WHAT IS NEEDED:
Copy out the listing that follows, exactly, without its pictures.

Records from a collection:
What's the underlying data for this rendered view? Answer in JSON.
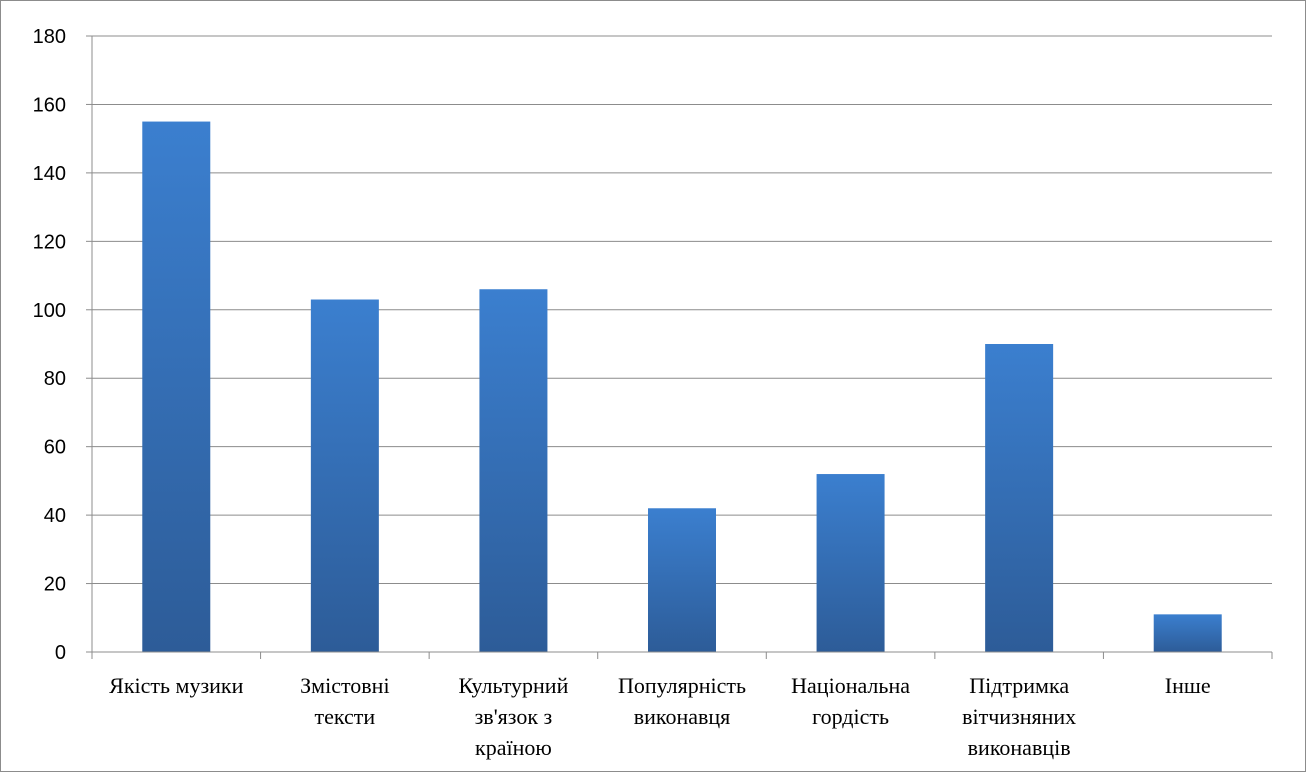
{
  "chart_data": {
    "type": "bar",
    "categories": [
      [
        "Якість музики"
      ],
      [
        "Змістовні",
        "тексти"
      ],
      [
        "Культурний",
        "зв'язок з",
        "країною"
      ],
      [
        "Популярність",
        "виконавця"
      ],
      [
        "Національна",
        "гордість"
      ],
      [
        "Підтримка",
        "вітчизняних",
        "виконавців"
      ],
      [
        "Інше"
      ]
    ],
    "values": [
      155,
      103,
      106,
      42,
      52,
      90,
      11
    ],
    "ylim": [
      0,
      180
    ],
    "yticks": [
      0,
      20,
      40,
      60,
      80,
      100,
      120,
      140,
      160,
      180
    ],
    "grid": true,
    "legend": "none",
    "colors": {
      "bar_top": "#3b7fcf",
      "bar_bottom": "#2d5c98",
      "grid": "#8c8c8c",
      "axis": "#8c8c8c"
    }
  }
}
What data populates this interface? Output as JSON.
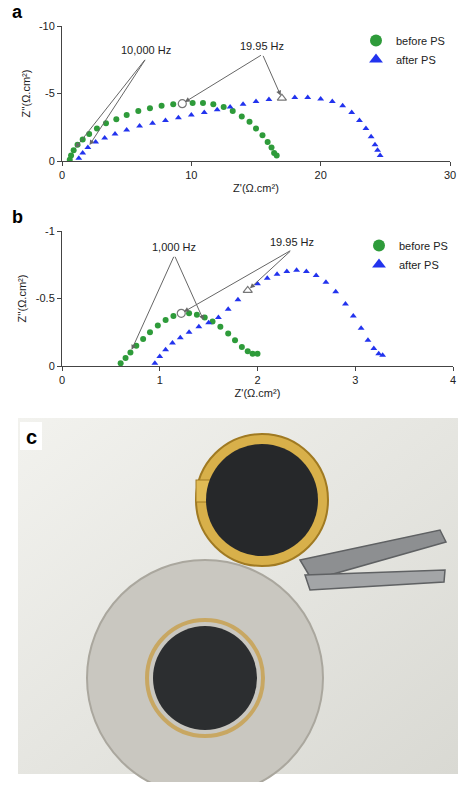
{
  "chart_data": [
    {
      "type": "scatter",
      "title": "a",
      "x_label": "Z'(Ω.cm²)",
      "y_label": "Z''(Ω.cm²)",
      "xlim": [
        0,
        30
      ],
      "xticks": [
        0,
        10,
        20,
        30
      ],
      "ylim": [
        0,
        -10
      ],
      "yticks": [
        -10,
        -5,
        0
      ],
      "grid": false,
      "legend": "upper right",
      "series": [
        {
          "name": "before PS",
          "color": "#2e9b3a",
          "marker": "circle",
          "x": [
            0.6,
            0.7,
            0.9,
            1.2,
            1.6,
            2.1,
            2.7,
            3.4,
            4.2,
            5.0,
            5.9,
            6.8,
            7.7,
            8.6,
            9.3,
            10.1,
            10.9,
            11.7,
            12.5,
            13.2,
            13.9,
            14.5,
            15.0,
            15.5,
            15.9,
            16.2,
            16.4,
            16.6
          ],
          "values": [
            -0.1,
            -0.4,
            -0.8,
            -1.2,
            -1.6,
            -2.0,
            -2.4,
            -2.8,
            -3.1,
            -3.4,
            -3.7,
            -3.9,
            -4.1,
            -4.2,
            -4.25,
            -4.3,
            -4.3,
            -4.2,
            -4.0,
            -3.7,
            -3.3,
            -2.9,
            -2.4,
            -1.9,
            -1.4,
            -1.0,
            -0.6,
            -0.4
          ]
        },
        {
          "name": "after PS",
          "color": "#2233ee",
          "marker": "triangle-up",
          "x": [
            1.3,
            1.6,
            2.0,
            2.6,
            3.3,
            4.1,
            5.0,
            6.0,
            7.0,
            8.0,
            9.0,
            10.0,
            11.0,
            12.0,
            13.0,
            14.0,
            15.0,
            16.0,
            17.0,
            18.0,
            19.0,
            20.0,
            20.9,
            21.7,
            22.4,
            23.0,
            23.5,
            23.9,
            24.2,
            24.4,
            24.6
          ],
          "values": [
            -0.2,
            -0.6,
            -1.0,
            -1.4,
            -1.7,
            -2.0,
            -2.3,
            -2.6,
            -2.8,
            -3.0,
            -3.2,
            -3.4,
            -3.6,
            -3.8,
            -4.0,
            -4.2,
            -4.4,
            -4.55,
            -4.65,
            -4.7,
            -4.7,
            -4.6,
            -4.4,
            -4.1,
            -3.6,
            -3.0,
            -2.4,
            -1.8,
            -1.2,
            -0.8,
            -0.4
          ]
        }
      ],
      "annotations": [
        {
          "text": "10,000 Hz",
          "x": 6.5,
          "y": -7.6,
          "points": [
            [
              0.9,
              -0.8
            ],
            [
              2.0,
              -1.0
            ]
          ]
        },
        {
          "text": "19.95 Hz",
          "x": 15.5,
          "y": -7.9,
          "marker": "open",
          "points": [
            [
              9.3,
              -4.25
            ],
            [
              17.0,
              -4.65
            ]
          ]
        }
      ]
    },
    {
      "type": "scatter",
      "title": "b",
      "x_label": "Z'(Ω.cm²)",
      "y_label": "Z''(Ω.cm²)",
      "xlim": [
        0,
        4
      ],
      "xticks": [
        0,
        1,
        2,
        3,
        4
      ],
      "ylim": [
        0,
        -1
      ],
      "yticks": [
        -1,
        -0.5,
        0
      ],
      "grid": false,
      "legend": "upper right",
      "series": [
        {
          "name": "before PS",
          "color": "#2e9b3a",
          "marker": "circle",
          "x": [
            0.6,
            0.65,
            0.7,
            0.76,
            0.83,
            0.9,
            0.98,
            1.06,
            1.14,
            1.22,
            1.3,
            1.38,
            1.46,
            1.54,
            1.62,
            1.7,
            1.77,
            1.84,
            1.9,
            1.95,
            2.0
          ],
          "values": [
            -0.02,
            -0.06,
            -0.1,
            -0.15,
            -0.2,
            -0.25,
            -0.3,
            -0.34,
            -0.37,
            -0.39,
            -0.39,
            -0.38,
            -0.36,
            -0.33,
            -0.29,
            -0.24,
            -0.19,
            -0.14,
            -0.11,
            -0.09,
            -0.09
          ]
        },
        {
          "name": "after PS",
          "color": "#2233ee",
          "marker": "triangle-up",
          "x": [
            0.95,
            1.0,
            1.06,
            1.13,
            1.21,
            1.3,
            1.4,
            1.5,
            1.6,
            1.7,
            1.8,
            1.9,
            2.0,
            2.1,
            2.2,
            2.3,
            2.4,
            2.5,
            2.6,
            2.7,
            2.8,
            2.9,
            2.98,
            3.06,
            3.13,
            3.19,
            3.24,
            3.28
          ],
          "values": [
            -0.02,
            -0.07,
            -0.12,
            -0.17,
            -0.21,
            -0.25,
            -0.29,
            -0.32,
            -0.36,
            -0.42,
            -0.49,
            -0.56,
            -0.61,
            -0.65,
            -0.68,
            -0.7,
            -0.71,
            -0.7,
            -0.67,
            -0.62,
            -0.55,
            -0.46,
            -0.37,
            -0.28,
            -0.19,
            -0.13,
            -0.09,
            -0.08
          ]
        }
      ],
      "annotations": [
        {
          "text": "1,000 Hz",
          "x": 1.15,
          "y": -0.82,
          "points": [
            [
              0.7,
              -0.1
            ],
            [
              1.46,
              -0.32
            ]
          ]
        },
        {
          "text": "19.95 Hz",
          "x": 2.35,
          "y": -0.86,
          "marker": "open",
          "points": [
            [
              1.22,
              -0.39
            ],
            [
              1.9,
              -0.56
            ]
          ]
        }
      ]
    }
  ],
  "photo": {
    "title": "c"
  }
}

COMPLETE ANSWER:
What's the underlying data for this rendered view? Answer in JSON.
{
  "chart_data": {
    "type": "bar",
    "categories": [
      [
        "Якість музики"
      ],
      [
        "Змістовні",
        "тексти"
      ],
      [
        "Культурний",
        "зв'язок з",
        "країною"
      ],
      [
        "Популярність",
        "виконавця"
      ],
      [
        "Національна",
        "гордість"
      ],
      [
        "Підтримка",
        "вітчизняних",
        "виконавців"
      ],
      [
        "Інше"
      ]
    ],
    "values": [
      155,
      103,
      106,
      42,
      52,
      90,
      11
    ],
    "ylim": [
      0,
      180
    ],
    "yticks": [
      0,
      20,
      40,
      60,
      80,
      100,
      120,
      140,
      160,
      180
    ],
    "grid": true,
    "legend": "none",
    "colors": {
      "bar_top": "#3b7fcf",
      "bar_bottom": "#2d5c98",
      "grid": "#8c8c8c",
      "axis": "#8c8c8c"
    }
  }
}
What data populates this interface? Output as JSON.
{
  "chart_data": [
    {
      "type": "scatter",
      "title": "a",
      "x_label": "Z'(Ω.cm²)",
      "y_label": "Z''(Ω.cm²)",
      "xlim": [
        0,
        30
      ],
      "xticks": [
        0,
        10,
        20,
        30
      ],
      "ylim": [
        0,
        -10
      ],
      "yticks": [
        -10,
        -5,
        0
      ],
      "grid": false,
      "legend": "upper right",
      "series": [
        {
          "name": "before PS",
          "color": "#2e9b3a",
          "marker": "circle",
          "x": [
            0.6,
            0.7,
            0.9,
            1.2,
            1.6,
            2.1,
            2.7,
            3.4,
            4.2,
            5.0,
            5.9,
            6.8,
            7.7,
            8.6,
            9.3,
            10.1,
            10.9,
            11.7,
            12.5,
            13.2,
            13.9,
            14.5,
            15.0,
            15.5,
            15.9,
            16.2,
            16.4,
            16.6
          ],
          "values": [
            -0.1,
            -0.4,
            -0.8,
            -1.2,
            -1.6,
            -2.0,
            -2.4,
            -2.8,
            -3.1,
            -3.4,
            -3.7,
            -3.9,
            -4.1,
            -4.2,
            -4.25,
            -4.3,
            -4.3,
            -4.2,
            -4.0,
            -3.7,
            -3.3,
            -2.9,
            -2.4,
            -1.9,
            -1.4,
            -1.0,
            -0.6,
            -0.4
          ]
        },
        {
          "name": "after PS",
          "color": "#2233ee",
          "marker": "triangle-up",
          "x": [
            1.3,
            1.6,
            2.0,
            2.6,
            3.3,
            4.1,
            5.0,
            6.0,
            7.0,
            8.0,
            9.0,
            10.0,
            11.0,
            12.0,
            13.0,
            14.0,
            15.0,
            16.0,
            17.0,
            18.0,
            19.0,
            20.0,
            20.9,
            21.7,
            22.4,
            23.0,
            23.5,
            23.9,
            24.2,
            24.4,
            24.6
          ],
          "values": [
            -0.2,
            -0.6,
            -1.0,
            -1.4,
            -1.7,
            -2.0,
            -2.3,
            -2.6,
            -2.8,
            -3.0,
            -3.2,
            -3.4,
            -3.6,
            -3.8,
            -4.0,
            -4.2,
            -4.4,
            -4.55,
            -4.65,
            -4.7,
            -4.7,
            -4.6,
            -4.4,
            -4.1,
            -3.6,
            -3.0,
            -2.4,
            -1.8,
            -1.2,
            -0.8,
            -0.4
          ]
        }
      ],
      "annotations": [
        {
          "text": "10,000 Hz",
          "x": 6.5,
          "y": -7.6,
          "points": [
            [
              0.9,
              -0.8
            ],
            [
              2.0,
              -1.0
            ]
          ]
        },
        {
          "text": "19.95 Hz",
          "x": 15.5,
          "y": -7.9,
          "marker": "open",
          "points": [
            [
              9.3,
              -4.25
            ],
            [
              17.0,
              -4.65
            ]
          ]
        }
      ]
    },
    {
      "type": "scatter",
      "title": "b",
      "x_label": "Z'(Ω.cm²)",
      "y_label": "Z''(Ω.cm²)",
      "xlim": [
        0,
        4
      ],
      "xticks": [
        0,
        1,
        2,
        3,
        4
      ],
      "ylim": [
        0,
        -1
      ],
      "yticks": [
        -1,
        -0.5,
        0
      ],
      "grid": false,
      "legend": "upper right",
      "series": [
        {
          "name": "before PS",
          "color": "#2e9b3a",
          "marker": "circle",
          "x": [
            0.6,
            0.65,
            0.7,
            0.76,
            0.83,
            0.9,
            0.98,
            1.06,
            1.14,
            1.22,
            1.3,
            1.38,
            1.46,
            1.54,
            1.62,
            1.7,
            1.77,
            1.84,
            1.9,
            1.95,
            2.0
          ],
          "values": [
            -0.02,
            -0.06,
            -0.1,
            -0.15,
            -0.2,
            -0.25,
            -0.3,
            -0.34,
            -0.37,
            -0.39,
            -0.39,
            -0.38,
            -0.36,
            -0.33,
            -0.29,
            -0.24,
            -0.19,
            -0.14,
            -0.11,
            -0.09,
            -0.09
          ]
        },
        {
          "name": "after PS",
          "color": "#2233ee",
          "marker": "triangle-up",
          "x": [
            0.95,
            1.0,
            1.06,
            1.13,
            1.21,
            1.3,
            1.4,
            1.5,
            1.6,
            1.7,
            1.8,
            1.9,
            2.0,
            2.1,
            2.2,
            2.3,
            2.4,
            2.5,
            2.6,
            2.7,
            2.8,
            2.9,
            2.98,
            3.06,
            3.13,
            3.19,
            3.24,
            3.28
          ],
          "values": [
            -0.02,
            -0.07,
            -0.12,
            -0.17,
            -0.21,
            -0.25,
            -0.29,
            -0.32,
            -0.36,
            -0.42,
            -0.49,
            -0.56,
            -0.61,
            -0.65,
            -0.68,
            -0.7,
            -0.71,
            -0.7,
            -0.67,
            -0.62,
            -0.55,
            -0.46,
            -0.37,
            -0.28,
            -0.19,
            -0.13,
            -0.09,
            -0.08
          ]
        }
      ],
      "annotations": [
        {
          "text": "1,000 Hz",
          "x": 1.15,
          "y": -0.82,
          "points": [
            [
              0.7,
              -0.1
            ],
            [
              1.46,
              -0.32
            ]
          ]
        },
        {
          "text": "19.95 Hz",
          "x": 2.35,
          "y": -0.86,
          "marker": "open",
          "points": [
            [
              1.22,
              -0.39
            ],
            [
              1.9,
              -0.56
            ]
          ]
        }
      ]
    }
  ],
  "photo": {
    "title": "c"
  }
}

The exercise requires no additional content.